* **Exercise**
Transcribe the entries that follow, word for word.

Stored data entries

__________________________________________________

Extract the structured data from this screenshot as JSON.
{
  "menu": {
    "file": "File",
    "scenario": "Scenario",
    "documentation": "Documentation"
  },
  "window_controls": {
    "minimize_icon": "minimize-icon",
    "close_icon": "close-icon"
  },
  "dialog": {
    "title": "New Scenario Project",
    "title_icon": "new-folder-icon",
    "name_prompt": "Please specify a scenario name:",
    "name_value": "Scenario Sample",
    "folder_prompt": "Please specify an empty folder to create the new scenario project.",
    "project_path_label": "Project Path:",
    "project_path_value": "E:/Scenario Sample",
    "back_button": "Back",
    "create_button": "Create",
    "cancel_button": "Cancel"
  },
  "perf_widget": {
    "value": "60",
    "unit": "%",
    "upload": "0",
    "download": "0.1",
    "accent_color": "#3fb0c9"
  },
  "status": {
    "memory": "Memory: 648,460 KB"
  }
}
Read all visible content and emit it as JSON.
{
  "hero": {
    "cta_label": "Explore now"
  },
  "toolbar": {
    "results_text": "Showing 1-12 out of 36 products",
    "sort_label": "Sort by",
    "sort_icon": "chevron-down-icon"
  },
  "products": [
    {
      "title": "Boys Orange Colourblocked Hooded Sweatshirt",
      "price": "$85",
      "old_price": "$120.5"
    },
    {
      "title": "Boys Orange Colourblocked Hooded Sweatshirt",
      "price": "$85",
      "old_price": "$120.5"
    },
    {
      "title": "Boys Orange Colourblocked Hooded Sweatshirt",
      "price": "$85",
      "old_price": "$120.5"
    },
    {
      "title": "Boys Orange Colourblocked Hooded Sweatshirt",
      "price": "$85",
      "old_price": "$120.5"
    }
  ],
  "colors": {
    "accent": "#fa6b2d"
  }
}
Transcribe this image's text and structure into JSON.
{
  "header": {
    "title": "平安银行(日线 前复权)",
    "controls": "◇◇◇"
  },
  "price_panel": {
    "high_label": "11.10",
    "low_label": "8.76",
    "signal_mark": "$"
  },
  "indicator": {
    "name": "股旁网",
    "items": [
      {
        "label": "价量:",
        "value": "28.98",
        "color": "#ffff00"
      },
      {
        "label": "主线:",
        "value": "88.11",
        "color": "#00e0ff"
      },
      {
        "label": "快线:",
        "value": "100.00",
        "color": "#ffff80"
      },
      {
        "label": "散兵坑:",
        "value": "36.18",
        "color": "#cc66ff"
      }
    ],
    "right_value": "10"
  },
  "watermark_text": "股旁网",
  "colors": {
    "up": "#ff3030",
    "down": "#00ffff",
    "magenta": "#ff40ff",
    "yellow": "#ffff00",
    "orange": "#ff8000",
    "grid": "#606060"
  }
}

__________________________________________________

* **Answer for the task**
Extract the structured data from this screenshot as JSON.
{
  "menu": {
    "file": "File",
    "scenario": "Scenario",
    "documentation": "Documentation"
  },
  "window_controls": {
    "minimize_icon": "minimize-icon",
    "close_icon": "close-icon"
  },
  "dialog": {
    "title": "New Scenario Project",
    "title_icon": "new-folder-icon",
    "name_prompt": "Please specify a scenario name:",
    "name_value": "Scenario Sample",
    "folder_prompt": "Please specify an empty folder to create the new scenario project.",
    "project_path_label": "Project Path:",
    "project_path_value": "E:/Scenario Sample",
    "back_button": "Back",
    "create_button": "Create",
    "cancel_button": "Cancel"
  },
  "perf_widget": {
    "value": "60",
    "unit": "%",
    "upload": "0",
    "download": "0.1",
    "accent_color": "#3fb0c9"
  },
  "status": {
    "memory": "Memory: 648,460 KB"
  }
}
Read all visible content and emit it as JSON.
{
  "hero": {
    "cta_label": "Explore now"
  },
  "toolbar": {
    "results_text": "Showing 1-12 out of 36 products",
    "sort_label": "Sort by",
    "sort_icon": "chevron-down-icon"
  },
  "products": [
    {
      "title": "Boys Orange Colourblocked Hooded Sweatshirt",
      "price": "$85",
      "old_price": "$120.5"
    },
    {
      "title": "Boys Orange Colourblocked Hooded Sweatshirt",
      "price": "$85",
      "old_price": "$120.5"
    },
    {
      "title": "Boys Orange Colourblocked Hooded Sweatshirt",
      "price": "$85",
      "old_price": "$120.5"
    },
    {
      "title": "Boys Orange Colourblocked Hooded Sweatshirt",
      "price": "$85",
      "old_price": "$120.5"
    }
  ],
  "colors": {
    "accent": "#fa6b2d"
  }
}
Transcribe this image's text and structure into JSON.
{
  "header": {
    "title": "平安银行(日线 前复权)",
    "controls": "◇◇◇"
  },
  "price_panel": {
    "high_label": "11.10",
    "low_label": "8.76",
    "signal_mark": "$"
  },
  "indicator": {
    "name": "股旁网",
    "items": [
      {
        "label": "价量:",
        "value": "28.98",
        "color": "#ffff00"
      },
      {
        "label": "主线:",
        "value": "88.11",
        "color": "#00e0ff"
      },
      {
        "label": "快线:",
        "value": "100.00",
        "color": "#ffff80"
      },
      {
        "label": "散兵坑:",
        "value": "36.18",
        "color": "#cc66ff"
      }
    ],
    "right_value": "10"
  },
  "watermark_text": "股旁网",
  "colors": {
    "up": "#ff3030",
    "down": "#00ffff",
    "magenta": "#ff40ff",
    "yellow": "#ffff00",
    "orange": "#ff8000",
    "grid": "#606060"
  }
}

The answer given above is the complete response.